> _RECORDS TO PROCESS_
■ ■ ■ ■ ■ ■ ■
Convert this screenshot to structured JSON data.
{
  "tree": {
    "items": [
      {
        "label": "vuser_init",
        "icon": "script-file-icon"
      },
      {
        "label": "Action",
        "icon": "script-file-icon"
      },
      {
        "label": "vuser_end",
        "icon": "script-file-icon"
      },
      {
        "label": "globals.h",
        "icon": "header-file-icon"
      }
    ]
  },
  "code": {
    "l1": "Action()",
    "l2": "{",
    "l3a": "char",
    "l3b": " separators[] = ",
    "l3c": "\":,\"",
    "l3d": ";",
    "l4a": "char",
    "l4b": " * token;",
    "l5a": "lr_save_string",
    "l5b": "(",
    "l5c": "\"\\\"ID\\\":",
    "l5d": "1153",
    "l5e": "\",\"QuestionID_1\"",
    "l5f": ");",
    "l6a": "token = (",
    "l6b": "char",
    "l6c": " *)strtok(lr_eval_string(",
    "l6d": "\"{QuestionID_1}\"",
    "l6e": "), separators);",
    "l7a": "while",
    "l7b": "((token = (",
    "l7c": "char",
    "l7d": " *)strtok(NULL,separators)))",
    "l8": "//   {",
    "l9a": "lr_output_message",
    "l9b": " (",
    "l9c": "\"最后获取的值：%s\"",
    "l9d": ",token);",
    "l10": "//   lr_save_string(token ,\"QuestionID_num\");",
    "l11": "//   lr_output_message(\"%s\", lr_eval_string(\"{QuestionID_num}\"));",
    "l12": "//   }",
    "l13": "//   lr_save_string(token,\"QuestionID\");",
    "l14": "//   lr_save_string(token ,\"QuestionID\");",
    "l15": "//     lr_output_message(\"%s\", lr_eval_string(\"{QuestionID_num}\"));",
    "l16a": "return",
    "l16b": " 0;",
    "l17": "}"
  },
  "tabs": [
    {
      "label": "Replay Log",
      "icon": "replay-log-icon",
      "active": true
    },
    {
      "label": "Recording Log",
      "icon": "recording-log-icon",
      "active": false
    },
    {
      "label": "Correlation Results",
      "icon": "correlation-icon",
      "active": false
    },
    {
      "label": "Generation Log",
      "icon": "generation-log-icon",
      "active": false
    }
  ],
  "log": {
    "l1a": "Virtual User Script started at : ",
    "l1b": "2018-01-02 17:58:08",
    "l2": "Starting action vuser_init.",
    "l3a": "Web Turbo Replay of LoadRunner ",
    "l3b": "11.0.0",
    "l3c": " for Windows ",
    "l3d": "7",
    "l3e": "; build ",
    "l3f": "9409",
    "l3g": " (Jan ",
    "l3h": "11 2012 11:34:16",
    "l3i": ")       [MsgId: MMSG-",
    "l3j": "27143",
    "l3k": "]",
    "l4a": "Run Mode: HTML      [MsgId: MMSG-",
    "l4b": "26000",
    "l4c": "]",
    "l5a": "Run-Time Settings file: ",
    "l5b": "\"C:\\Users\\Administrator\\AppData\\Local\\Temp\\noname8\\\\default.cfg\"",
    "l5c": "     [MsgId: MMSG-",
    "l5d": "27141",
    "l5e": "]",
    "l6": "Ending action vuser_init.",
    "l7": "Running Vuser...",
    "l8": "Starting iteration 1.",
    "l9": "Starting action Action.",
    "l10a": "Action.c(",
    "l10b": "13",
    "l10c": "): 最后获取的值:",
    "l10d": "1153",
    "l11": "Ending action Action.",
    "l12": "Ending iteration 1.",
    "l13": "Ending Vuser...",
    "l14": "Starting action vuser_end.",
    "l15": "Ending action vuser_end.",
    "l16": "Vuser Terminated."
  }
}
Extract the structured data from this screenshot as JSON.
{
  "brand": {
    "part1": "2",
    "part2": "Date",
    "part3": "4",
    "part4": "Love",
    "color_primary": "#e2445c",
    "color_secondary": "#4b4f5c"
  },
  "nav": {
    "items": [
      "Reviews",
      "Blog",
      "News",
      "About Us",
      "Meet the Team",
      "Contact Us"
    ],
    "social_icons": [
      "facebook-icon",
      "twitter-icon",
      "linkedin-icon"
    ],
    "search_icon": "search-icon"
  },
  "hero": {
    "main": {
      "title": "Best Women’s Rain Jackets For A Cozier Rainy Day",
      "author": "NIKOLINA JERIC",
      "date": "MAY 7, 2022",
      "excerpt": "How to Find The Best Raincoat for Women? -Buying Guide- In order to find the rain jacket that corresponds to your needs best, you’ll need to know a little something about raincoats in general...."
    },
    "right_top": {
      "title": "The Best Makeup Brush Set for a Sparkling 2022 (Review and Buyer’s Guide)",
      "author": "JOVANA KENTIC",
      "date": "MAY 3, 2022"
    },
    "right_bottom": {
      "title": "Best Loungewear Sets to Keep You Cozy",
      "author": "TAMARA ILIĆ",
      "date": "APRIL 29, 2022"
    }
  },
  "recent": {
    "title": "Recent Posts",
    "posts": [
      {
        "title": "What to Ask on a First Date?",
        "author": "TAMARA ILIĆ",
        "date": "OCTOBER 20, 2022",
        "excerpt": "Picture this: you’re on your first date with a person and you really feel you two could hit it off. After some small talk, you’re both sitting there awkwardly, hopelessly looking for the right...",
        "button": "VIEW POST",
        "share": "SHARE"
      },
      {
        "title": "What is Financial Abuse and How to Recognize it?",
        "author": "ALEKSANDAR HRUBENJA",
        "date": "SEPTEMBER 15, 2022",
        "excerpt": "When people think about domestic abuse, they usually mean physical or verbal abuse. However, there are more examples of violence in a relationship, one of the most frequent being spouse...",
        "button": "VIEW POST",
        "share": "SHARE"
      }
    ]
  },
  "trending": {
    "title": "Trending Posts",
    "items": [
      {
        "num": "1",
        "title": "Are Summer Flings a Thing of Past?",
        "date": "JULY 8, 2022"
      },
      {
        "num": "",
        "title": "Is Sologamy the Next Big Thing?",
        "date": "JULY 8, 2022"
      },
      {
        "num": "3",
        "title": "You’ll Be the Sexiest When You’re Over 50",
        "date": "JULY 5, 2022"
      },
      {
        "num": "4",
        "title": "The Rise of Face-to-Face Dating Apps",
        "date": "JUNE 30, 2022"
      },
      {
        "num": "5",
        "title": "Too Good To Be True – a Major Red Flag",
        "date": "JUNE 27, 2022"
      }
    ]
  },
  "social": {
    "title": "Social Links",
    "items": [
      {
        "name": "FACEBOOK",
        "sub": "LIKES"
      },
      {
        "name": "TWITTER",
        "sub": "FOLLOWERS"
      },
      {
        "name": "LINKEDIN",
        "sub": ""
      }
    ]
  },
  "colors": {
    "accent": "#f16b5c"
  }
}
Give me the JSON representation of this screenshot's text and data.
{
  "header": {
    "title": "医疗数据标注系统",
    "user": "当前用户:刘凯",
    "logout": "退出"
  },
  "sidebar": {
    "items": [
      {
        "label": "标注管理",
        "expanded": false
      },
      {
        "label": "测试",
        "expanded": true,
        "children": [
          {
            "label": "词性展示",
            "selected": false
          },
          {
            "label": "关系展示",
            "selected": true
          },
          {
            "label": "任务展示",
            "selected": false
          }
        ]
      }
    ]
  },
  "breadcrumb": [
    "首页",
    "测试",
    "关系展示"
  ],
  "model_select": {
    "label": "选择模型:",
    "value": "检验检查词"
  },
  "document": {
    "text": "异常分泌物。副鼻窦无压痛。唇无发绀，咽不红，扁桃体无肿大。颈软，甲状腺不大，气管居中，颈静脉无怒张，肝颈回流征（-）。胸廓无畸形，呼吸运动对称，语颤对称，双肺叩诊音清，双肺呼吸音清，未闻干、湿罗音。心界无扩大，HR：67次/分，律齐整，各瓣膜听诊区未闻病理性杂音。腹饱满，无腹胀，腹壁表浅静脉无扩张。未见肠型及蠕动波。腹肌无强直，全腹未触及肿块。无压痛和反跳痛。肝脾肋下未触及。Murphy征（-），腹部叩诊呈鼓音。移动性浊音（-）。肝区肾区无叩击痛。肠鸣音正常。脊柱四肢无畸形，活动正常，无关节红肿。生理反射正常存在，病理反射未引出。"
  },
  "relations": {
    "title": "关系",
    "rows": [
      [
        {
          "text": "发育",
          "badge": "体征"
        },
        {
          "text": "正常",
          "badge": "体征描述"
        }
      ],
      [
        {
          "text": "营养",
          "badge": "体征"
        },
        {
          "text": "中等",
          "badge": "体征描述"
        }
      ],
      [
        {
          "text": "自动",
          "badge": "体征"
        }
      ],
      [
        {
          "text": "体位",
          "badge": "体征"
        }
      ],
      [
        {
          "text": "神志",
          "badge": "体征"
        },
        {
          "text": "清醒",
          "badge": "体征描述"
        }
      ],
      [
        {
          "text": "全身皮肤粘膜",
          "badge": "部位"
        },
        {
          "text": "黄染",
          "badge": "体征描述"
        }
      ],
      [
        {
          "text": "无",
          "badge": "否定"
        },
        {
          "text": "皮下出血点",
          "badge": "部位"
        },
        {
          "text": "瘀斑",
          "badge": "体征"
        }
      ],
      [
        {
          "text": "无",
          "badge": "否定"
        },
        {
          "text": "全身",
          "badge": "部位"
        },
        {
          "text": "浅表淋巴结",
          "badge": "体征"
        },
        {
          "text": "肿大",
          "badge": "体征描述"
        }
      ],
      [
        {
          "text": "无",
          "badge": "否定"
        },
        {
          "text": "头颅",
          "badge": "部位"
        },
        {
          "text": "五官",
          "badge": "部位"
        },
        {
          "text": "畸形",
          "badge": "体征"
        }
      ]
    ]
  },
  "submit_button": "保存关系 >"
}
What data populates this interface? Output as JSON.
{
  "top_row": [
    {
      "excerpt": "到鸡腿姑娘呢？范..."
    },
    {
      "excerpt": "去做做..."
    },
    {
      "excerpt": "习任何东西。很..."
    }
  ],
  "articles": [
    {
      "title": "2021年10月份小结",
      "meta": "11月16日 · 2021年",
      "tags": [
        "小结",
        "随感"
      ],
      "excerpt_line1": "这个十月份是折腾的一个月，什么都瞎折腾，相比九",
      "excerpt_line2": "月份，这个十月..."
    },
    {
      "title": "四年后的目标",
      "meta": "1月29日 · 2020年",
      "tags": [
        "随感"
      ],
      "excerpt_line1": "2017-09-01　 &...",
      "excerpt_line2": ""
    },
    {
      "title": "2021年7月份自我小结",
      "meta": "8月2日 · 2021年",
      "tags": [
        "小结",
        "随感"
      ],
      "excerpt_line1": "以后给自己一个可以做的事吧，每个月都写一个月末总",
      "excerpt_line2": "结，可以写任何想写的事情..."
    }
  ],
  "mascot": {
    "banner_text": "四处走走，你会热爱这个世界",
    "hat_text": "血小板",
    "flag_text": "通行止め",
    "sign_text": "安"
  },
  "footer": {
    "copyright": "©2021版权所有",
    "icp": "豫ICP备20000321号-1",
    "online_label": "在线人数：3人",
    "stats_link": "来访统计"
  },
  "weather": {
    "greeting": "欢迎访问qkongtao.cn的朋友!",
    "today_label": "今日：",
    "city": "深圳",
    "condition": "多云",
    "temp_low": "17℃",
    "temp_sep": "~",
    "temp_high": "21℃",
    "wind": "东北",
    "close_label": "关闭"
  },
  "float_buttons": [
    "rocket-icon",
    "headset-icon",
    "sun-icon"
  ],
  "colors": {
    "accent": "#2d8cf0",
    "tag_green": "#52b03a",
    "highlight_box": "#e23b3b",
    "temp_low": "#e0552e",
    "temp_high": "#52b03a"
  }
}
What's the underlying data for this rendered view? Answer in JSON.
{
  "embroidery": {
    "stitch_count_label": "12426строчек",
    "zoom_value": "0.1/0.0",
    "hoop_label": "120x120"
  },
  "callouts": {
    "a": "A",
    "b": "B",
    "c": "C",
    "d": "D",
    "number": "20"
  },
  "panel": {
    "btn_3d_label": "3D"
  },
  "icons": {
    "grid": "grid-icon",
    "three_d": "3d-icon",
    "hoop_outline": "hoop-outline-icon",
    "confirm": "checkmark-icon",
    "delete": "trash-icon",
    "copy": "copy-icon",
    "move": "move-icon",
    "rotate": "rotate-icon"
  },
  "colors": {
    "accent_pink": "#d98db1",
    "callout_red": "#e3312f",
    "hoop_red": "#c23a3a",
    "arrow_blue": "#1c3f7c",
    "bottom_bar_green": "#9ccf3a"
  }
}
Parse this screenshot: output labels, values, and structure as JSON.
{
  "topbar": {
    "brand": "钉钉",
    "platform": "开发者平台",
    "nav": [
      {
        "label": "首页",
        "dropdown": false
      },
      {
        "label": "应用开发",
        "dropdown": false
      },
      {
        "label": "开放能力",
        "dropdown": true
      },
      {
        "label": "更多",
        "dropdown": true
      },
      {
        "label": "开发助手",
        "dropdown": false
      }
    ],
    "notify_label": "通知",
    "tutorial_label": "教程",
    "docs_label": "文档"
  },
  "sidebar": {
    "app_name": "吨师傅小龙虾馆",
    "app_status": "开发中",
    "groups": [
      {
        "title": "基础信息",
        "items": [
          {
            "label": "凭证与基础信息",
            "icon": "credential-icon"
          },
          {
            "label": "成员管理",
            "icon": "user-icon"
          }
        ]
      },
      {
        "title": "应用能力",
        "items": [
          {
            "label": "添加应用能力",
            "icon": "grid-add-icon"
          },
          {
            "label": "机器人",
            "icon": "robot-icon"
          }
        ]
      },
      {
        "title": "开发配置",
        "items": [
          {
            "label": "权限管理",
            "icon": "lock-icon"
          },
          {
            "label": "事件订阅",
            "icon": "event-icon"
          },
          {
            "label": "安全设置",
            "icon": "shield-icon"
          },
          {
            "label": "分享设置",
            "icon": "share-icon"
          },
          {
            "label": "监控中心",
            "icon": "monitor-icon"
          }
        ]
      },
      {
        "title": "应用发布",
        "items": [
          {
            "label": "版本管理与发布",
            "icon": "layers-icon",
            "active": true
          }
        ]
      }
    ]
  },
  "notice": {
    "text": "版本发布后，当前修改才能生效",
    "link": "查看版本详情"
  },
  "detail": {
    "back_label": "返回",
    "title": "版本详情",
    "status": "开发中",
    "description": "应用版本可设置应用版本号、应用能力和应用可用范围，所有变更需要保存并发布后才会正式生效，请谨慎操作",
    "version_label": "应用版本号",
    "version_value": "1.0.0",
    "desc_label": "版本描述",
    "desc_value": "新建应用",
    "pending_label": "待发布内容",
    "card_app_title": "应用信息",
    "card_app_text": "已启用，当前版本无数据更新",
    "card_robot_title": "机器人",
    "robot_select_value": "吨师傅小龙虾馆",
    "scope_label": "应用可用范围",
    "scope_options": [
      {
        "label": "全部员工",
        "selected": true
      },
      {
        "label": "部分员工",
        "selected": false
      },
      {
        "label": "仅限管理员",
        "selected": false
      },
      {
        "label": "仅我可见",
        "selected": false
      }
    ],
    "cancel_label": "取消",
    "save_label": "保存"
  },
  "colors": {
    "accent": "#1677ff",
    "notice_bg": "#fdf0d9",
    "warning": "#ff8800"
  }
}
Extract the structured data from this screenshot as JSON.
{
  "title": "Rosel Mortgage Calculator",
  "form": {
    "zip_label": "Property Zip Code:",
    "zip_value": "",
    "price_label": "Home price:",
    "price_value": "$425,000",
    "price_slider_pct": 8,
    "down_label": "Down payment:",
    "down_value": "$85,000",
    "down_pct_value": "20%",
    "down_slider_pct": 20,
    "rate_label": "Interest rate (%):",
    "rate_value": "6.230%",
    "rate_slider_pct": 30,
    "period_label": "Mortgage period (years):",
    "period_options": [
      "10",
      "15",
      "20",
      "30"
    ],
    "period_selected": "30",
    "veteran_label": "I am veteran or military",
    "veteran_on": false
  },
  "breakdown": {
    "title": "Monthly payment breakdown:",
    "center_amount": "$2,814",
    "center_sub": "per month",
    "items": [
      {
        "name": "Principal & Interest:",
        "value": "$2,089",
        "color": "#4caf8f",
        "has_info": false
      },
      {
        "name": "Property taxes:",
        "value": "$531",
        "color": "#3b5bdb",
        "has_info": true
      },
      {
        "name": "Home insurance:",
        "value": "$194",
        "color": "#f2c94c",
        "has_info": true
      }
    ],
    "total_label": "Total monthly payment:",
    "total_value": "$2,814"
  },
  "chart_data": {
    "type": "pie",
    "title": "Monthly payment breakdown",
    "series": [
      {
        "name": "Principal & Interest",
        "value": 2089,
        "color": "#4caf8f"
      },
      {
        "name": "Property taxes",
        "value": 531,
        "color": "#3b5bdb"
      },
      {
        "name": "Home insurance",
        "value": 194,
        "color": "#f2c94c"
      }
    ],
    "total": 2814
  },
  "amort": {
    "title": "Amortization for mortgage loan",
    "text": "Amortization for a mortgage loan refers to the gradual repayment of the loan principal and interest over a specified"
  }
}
■ ■ ■ ■ ■ ■ ■
> _PROBLEM STATEMENT_
Filter the records above for "breakdown" and copy every matching line.

> _RIGHT ANSWER_
  "breakdown": {
    "title": "Monthly payment breakdown:",
    "title": "Monthly payment breakdown",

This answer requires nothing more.